[[ RECORD EXTRACTS, beginning ]]

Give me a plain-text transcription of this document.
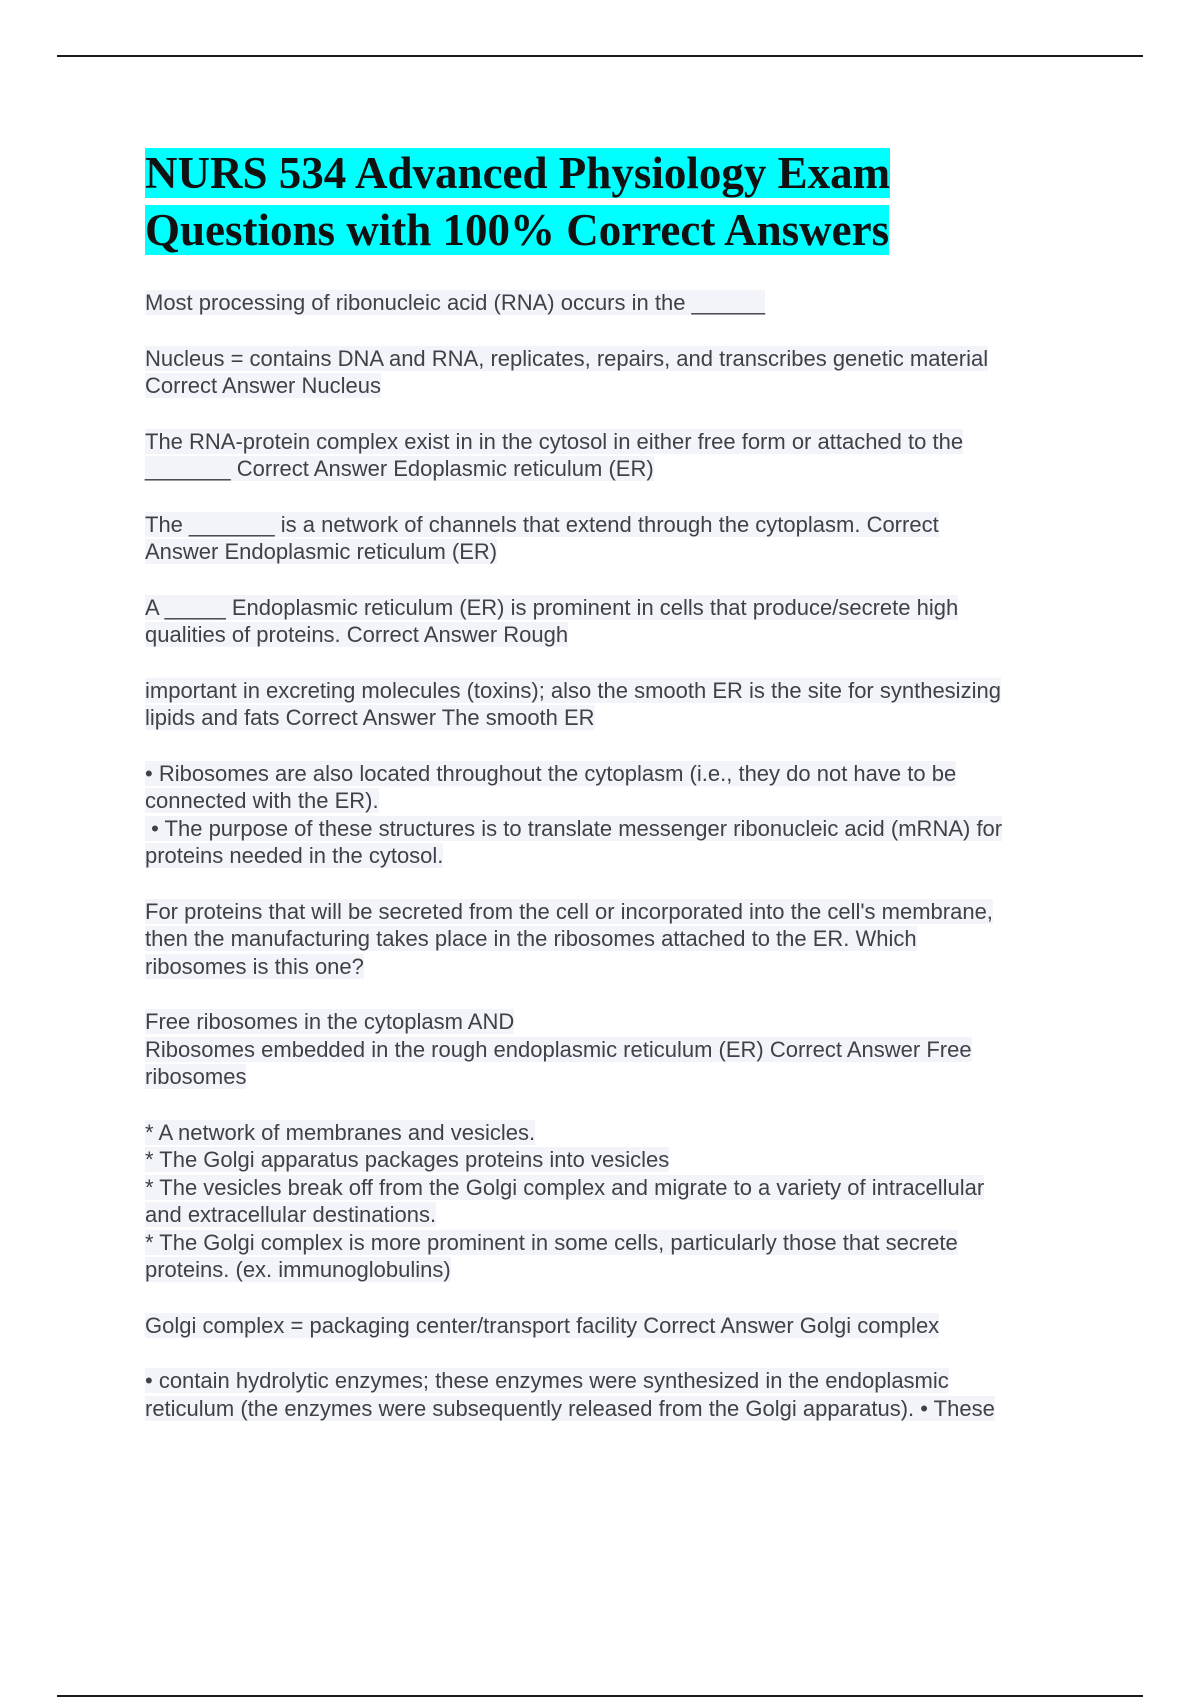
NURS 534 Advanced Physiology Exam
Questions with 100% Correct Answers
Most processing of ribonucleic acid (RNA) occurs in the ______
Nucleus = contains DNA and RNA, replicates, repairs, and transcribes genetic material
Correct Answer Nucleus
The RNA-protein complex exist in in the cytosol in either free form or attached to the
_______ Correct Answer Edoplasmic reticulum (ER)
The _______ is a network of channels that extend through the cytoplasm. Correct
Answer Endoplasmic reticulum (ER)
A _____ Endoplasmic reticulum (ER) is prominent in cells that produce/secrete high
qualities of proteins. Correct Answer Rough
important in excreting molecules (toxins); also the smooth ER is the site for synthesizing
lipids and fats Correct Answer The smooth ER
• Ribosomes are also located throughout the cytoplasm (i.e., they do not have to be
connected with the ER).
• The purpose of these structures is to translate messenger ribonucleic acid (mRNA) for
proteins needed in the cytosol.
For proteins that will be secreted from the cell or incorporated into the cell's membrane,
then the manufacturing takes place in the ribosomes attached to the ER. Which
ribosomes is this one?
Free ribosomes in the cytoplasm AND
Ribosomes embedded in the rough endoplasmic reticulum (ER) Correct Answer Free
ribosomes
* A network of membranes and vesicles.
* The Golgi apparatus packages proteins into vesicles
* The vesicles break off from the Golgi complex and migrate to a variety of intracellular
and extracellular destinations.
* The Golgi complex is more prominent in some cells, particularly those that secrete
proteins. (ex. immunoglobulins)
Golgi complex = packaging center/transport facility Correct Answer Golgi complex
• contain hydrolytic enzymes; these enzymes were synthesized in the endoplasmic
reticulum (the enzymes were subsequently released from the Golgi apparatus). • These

[[ RECORD EXTRACTS, end ]]

| BRIEF |
Please set down the lines above word for word and leave out the pictures.

| PROBLEM SOLUTION |
Give me a plain-text transcription of this document.
NURS 534 Advanced Physiology Exam
Questions with 100% Correct Answers
Most processing of ribonucleic acid (RNA) occurs in the ______
Nucleus = contains DNA and RNA, replicates, repairs, and transcribes genetic material
Correct Answer Nucleus
The RNA-protein complex exist in in the cytosol in either free form or attached to the
_______ Correct Answer Edoplasmic reticulum (ER)
The _______ is a network of channels that extend through the cytoplasm. Correct
Answer Endoplasmic reticulum (ER)
A _____ Endoplasmic reticulum (ER) is prominent in cells that produce/secrete high
qualities of proteins. Correct Answer Rough
important in excreting molecules (toxins); also the smooth ER is the site for synthesizing
lipids and fats Correct Answer The smooth ER
• Ribosomes are also located throughout the cytoplasm (i.e., they do not have to be
connected with the ER).
• The purpose of these structures is to translate messenger ribonucleic acid (mRNA) for
proteins needed in the cytosol.
For proteins that will be secreted from the cell or incorporated into the cell's membrane,
then the manufacturing takes place in the ribosomes attached to the ER. Which
ribosomes is this one?
Free ribosomes in the cytoplasm AND
Ribosomes embedded in the rough endoplasmic reticulum (ER) Correct Answer Free
ribosomes
* A network of membranes and vesicles.
* The Golgi apparatus packages proteins into vesicles
* The vesicles break off from the Golgi complex and migrate to a variety of intracellular
and extracellular destinations.
* The Golgi complex is more prominent in some cells, particularly those that secrete
proteins. (ex. immunoglobulins)
Golgi complex = packaging center/transport facility Correct Answer Golgi complex
• contain hydrolytic enzymes; these enzymes were synthesized in the endoplasmic
reticulum (the enzymes were subsequently released from the Golgi apparatus). • These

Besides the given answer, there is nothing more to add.